- _STATED EXERCISE_
Select every line containing the word "在线播放" from the material, and copy those lines.

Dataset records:
┄┄┄┄┄┄

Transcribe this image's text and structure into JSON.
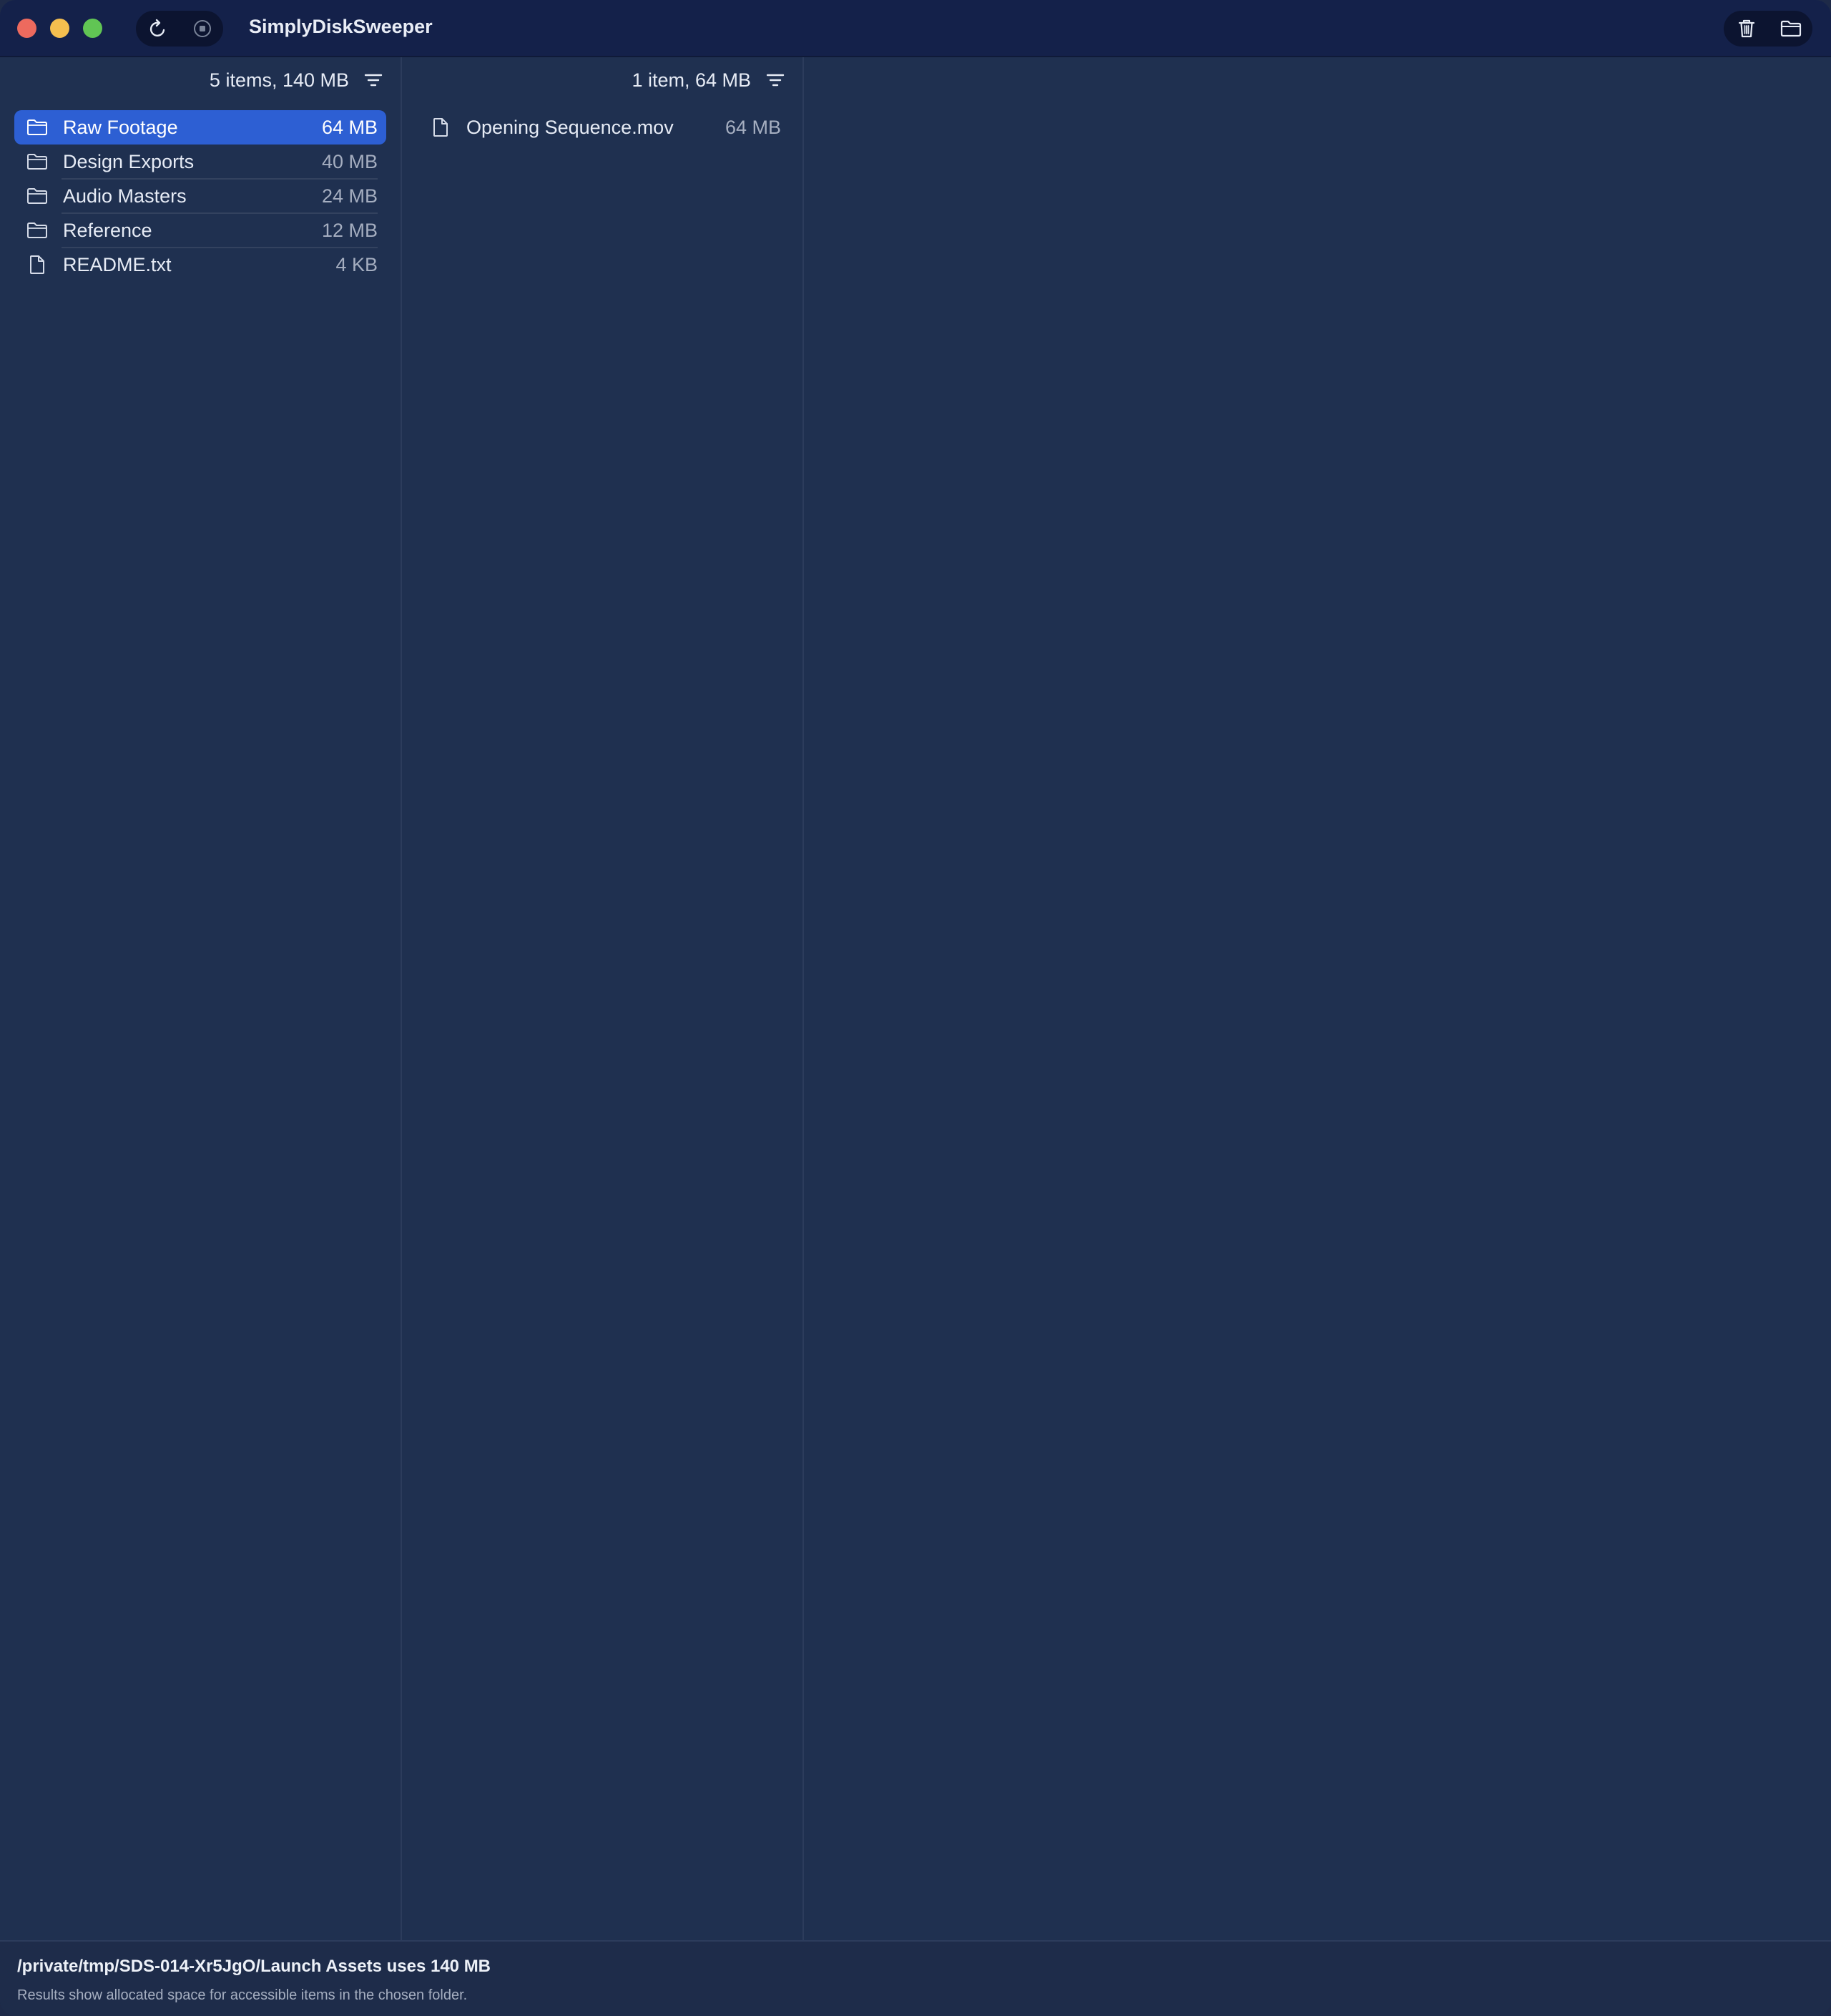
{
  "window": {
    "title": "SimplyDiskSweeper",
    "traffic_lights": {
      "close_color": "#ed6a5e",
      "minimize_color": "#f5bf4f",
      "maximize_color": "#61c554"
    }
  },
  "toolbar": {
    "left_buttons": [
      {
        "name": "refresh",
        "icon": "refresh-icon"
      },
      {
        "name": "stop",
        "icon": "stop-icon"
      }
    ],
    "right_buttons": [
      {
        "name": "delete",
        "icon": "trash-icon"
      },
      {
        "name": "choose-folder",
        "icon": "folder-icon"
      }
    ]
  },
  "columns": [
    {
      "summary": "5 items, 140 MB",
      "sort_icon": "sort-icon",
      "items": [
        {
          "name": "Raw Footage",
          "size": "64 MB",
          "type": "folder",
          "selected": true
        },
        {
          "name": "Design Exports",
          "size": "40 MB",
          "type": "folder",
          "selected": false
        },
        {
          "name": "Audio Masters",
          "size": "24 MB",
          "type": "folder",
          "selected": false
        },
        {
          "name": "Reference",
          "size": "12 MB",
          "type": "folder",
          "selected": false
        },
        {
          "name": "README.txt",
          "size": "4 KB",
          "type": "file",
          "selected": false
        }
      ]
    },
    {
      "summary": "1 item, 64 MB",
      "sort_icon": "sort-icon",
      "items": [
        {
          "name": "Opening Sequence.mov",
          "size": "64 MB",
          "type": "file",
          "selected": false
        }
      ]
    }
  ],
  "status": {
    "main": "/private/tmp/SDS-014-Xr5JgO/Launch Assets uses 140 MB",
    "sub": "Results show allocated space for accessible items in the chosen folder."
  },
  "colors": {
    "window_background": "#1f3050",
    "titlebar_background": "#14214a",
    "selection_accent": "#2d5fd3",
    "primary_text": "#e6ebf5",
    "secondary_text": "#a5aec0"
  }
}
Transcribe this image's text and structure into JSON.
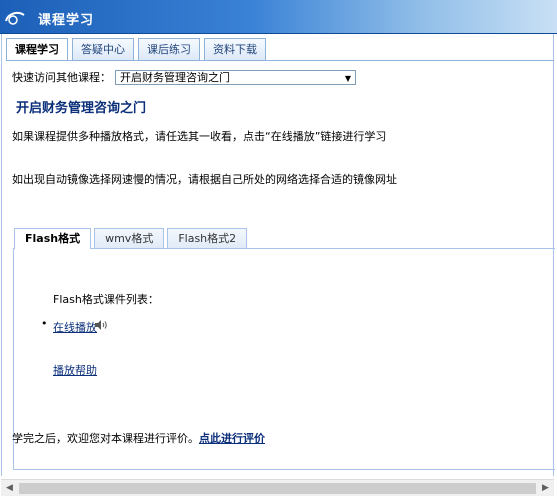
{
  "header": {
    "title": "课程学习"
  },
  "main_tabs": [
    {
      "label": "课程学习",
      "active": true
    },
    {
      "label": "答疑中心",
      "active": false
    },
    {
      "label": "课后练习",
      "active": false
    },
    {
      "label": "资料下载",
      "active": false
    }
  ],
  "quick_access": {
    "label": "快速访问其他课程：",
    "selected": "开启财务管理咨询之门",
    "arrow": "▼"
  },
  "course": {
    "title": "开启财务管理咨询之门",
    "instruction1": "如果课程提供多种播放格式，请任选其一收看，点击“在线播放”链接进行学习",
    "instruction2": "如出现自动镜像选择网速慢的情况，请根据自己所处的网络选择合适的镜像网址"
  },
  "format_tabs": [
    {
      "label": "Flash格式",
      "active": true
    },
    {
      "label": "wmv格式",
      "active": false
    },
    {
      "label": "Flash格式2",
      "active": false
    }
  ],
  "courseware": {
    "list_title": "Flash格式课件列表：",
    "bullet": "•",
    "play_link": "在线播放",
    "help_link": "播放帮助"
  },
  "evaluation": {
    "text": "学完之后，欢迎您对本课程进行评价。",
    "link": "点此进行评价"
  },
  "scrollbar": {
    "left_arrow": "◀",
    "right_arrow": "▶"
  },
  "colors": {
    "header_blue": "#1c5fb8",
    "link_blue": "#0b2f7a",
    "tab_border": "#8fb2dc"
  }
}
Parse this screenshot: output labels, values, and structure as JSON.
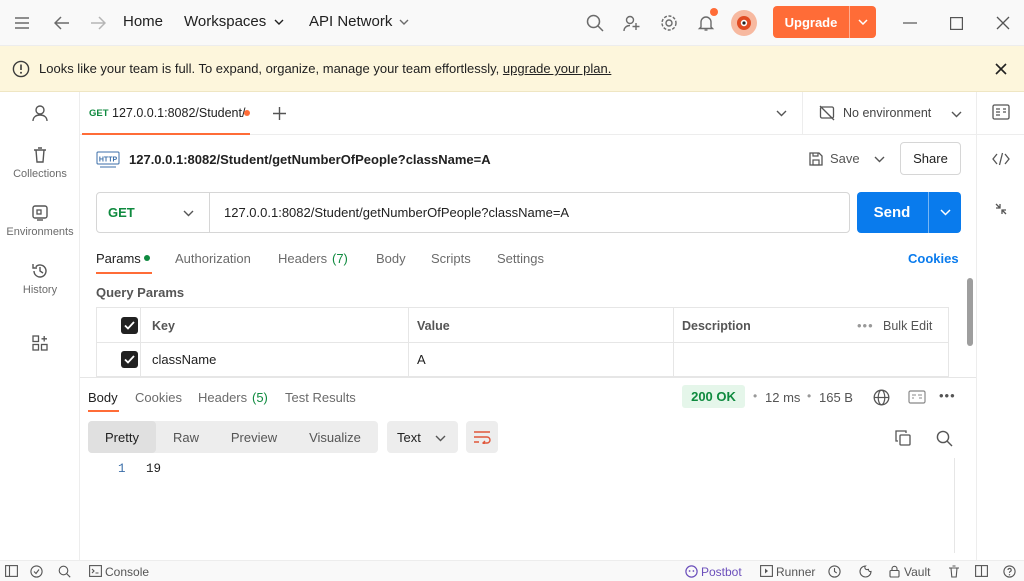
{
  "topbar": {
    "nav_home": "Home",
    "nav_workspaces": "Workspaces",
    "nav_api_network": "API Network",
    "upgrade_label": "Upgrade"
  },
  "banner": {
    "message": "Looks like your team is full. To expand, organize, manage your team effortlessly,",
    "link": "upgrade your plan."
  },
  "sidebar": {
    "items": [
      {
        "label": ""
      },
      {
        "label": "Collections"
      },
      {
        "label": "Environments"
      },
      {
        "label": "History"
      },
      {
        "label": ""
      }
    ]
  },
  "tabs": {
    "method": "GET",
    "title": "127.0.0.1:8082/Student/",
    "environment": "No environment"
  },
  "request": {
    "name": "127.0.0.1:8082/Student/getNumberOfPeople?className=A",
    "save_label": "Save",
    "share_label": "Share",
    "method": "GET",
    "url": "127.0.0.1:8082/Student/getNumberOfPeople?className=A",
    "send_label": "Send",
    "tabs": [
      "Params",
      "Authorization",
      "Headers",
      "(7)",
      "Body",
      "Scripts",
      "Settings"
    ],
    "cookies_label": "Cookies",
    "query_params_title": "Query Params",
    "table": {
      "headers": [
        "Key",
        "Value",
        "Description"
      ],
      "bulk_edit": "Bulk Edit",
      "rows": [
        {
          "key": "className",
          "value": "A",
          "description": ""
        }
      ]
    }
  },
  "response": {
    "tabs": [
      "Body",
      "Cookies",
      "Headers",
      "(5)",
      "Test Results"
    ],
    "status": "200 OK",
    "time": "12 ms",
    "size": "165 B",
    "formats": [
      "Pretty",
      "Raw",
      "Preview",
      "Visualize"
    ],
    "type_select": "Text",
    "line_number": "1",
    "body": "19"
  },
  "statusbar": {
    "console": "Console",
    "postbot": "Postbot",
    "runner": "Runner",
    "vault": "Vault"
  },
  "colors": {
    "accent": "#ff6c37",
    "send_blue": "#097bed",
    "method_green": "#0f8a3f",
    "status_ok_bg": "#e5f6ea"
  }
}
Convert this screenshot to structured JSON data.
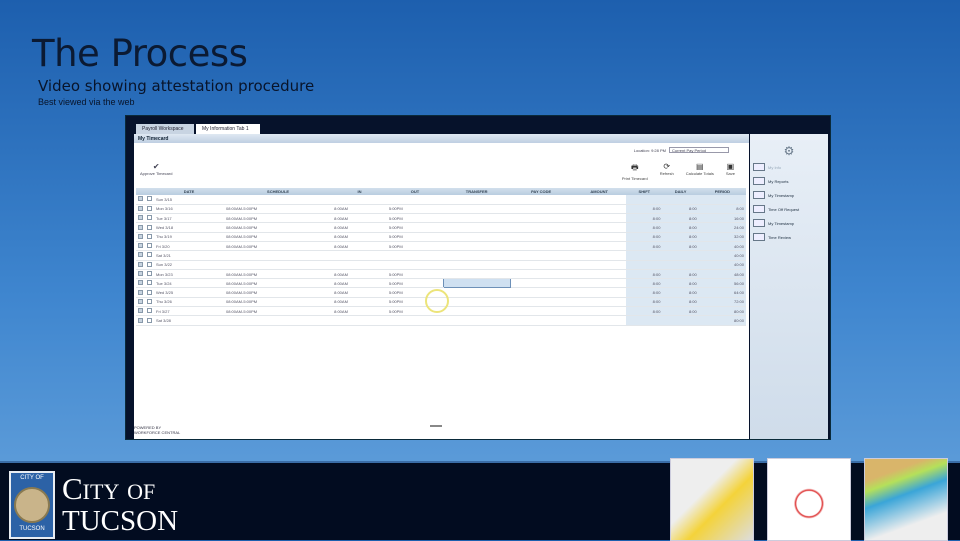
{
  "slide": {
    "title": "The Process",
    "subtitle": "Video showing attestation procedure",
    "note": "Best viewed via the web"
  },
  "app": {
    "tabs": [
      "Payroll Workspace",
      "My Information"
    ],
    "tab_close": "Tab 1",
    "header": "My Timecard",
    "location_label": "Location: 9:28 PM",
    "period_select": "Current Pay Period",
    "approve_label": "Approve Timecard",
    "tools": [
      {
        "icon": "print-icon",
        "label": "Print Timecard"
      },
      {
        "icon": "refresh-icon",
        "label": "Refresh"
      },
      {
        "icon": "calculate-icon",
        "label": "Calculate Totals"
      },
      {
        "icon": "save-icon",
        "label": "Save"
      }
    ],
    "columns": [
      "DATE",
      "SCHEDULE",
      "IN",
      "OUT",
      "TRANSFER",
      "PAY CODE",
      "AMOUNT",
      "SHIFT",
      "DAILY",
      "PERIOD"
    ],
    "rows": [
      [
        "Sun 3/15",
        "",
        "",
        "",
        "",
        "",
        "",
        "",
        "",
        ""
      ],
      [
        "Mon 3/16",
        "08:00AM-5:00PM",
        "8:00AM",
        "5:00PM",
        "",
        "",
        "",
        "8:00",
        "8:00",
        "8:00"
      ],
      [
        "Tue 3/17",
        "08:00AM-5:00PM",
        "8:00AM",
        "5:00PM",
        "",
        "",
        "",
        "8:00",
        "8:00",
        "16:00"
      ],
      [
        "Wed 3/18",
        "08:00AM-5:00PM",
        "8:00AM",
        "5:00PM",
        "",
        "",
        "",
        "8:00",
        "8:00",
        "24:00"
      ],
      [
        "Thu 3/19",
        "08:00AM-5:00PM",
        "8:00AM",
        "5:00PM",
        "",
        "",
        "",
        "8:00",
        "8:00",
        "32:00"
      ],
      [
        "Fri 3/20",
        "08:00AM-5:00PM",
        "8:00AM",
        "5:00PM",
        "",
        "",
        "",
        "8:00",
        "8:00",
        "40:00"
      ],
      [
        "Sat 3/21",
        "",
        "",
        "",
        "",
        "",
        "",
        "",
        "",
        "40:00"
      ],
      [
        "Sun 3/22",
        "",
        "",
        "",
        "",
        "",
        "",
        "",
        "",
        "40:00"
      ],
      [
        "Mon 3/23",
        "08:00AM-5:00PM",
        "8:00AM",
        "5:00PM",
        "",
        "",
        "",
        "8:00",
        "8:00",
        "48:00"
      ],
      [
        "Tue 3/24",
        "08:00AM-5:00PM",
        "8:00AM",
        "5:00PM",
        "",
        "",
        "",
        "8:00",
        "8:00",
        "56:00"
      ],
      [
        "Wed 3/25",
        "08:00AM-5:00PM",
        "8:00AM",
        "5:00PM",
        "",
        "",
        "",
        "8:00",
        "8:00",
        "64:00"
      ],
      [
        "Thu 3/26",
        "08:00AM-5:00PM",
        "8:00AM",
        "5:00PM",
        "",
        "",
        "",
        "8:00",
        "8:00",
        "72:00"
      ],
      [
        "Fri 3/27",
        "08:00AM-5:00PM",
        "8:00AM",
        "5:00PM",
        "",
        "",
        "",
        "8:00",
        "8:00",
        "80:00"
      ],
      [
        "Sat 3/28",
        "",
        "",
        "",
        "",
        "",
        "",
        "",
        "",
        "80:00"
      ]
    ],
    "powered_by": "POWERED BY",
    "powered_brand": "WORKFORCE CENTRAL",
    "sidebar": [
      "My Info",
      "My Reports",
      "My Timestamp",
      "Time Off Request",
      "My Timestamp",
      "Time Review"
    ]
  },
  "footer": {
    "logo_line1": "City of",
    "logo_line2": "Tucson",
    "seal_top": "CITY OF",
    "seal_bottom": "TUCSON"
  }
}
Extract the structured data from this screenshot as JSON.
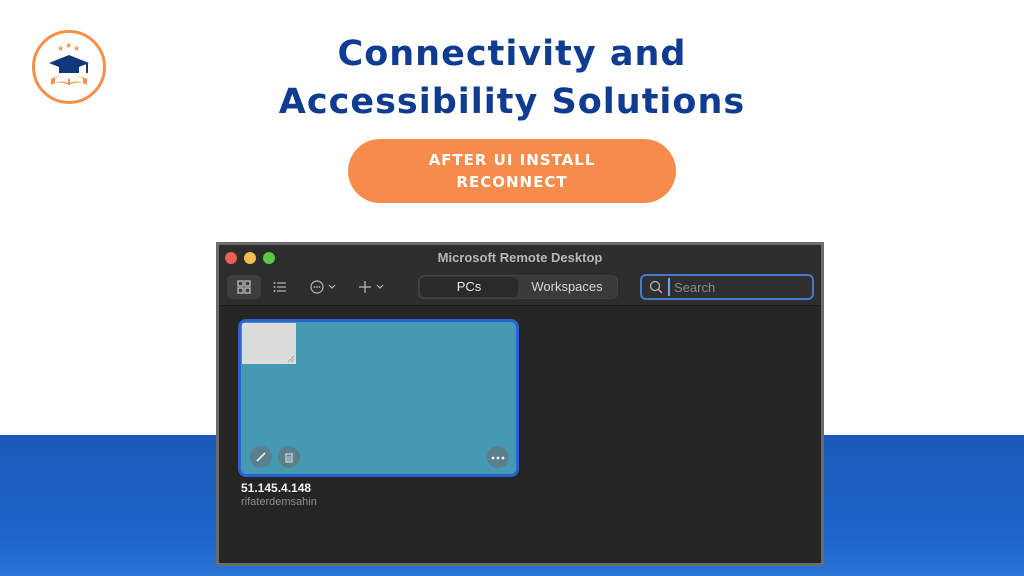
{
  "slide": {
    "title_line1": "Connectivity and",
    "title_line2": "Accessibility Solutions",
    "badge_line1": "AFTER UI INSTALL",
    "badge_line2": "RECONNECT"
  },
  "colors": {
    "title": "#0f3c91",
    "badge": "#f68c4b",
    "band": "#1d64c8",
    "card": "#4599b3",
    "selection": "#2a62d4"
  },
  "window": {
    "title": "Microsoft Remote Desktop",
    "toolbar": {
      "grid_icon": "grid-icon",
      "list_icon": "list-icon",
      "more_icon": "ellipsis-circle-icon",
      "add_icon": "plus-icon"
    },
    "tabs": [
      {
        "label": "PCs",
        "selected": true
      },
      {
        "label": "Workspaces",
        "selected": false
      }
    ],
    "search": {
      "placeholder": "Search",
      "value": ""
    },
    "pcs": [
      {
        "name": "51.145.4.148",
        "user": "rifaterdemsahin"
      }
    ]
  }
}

┄┄┄┄┄┄

- _TASK SOLUTION_
    "instruction1": "如果课程提供多种播放格式，请任选其一收看，点击“在线播放”链接进行学习",
    "play_link": "在线播放",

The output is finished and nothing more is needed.